Exercise goal: Pick out the lines in the listing below that contain the word "orange" and copy them.
[start]
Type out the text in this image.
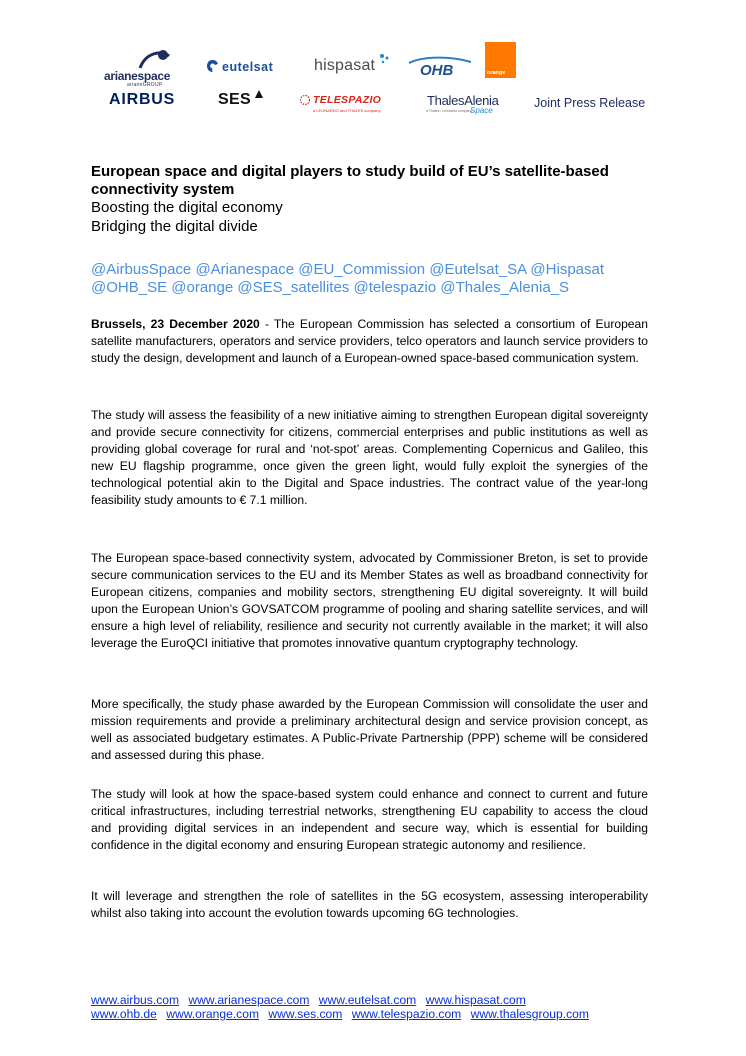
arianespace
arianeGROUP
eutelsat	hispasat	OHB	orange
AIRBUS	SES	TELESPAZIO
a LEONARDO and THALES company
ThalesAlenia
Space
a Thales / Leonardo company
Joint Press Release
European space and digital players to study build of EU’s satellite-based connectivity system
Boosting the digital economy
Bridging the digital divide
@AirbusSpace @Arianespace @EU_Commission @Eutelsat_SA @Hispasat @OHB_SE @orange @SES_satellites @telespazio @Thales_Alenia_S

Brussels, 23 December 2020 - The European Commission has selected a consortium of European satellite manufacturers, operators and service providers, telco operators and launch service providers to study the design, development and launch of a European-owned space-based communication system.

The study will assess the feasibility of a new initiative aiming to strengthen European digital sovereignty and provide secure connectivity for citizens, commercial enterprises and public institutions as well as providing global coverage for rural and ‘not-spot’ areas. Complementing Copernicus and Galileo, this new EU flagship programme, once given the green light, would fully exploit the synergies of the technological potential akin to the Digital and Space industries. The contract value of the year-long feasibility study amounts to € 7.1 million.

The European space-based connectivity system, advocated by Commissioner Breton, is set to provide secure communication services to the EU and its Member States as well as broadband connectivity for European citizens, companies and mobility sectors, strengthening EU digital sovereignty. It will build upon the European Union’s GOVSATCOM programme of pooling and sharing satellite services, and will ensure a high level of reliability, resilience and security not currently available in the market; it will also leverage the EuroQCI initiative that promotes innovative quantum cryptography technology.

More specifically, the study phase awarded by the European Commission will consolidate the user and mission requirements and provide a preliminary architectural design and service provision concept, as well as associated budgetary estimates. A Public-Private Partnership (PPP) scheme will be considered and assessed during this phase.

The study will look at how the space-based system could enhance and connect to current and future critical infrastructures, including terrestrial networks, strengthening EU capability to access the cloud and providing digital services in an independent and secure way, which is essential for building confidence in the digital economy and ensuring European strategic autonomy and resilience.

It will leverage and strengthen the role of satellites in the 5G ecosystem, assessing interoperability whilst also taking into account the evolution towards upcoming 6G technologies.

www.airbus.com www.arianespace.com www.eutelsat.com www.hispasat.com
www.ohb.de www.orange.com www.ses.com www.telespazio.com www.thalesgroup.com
[end]
[start]
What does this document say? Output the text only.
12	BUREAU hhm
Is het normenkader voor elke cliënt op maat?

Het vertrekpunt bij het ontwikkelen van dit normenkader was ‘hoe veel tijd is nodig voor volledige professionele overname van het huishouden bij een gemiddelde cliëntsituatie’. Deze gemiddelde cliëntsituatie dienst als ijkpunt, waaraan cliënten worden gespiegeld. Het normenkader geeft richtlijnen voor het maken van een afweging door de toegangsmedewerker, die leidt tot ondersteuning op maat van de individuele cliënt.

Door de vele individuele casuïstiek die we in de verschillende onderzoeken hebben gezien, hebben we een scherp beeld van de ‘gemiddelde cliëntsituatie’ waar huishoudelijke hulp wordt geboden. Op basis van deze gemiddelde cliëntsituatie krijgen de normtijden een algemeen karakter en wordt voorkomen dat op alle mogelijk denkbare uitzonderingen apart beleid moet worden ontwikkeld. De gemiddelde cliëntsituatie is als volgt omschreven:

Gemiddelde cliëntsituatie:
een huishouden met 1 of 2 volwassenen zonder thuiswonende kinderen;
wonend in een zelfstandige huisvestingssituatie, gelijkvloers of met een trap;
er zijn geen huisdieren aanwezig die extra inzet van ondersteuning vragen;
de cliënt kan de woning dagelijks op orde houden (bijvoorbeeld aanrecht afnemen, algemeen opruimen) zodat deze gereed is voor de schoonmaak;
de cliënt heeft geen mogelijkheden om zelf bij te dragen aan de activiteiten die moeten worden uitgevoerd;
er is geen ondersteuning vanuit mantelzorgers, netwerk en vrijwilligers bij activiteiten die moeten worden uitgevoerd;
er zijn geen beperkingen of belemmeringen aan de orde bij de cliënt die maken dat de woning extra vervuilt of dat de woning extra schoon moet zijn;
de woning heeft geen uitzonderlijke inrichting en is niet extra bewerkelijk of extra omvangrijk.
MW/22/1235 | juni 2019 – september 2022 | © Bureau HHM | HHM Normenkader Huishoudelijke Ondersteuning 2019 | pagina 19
[end]
Response to this exercise:
eutelsat	hispasat	OHB	orange
@AirbusSpace @Arianespace @EU_Commission @Eutelsat_SA @Hispasat @OHB_SE @orange @SES_satellites @telespazio @Thales_Alenia_S
www.ohb.de www.orange.com www.ses.com www.telespazio.com www.thalesgroup.com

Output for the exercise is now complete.